* start *

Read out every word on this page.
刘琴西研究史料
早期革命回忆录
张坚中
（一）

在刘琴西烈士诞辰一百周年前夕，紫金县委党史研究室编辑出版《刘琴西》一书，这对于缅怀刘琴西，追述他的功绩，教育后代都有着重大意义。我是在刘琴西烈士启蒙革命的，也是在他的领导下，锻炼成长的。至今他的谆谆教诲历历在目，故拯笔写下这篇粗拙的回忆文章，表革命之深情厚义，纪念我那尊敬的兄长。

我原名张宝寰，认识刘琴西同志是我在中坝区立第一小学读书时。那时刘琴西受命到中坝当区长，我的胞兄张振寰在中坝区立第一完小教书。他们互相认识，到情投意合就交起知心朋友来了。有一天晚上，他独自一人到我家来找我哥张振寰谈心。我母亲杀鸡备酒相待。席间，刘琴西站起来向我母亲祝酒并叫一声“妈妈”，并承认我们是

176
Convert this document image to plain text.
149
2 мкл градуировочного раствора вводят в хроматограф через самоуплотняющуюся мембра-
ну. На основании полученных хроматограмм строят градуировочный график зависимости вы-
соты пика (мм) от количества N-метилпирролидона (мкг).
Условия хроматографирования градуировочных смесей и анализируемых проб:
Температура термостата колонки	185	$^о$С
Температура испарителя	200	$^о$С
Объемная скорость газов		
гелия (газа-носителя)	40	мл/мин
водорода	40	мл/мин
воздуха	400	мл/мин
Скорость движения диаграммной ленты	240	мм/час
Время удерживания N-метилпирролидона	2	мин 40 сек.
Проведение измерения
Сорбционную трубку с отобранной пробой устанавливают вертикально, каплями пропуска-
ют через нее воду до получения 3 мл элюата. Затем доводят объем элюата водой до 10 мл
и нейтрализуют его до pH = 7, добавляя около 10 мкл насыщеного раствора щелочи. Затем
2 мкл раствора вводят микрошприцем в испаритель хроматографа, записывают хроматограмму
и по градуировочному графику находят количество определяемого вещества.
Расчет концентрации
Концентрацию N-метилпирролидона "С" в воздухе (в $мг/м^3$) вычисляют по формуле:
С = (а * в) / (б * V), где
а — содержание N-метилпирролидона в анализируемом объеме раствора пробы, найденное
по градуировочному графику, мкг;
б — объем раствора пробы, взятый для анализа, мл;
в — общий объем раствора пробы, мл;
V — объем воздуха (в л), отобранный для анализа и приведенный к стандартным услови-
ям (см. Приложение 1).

* end *

■ **TASK INSTRUCTIONS**
Find every line that holds "метилпирролидона" and copy it.

■ **RESPONSE**
соты пика (мм) от количества N-метилпирролидона (мкг).
Время удерживания N-метилпирролидона	2	мин 40 сек.
Концентрацию N-метилпирролидона "С" в воздухе (в $мг/м^3$) вычисляют по формуле:
а — содержание N-метилпирролидона в анализируемом объеме раствора пробы, найденное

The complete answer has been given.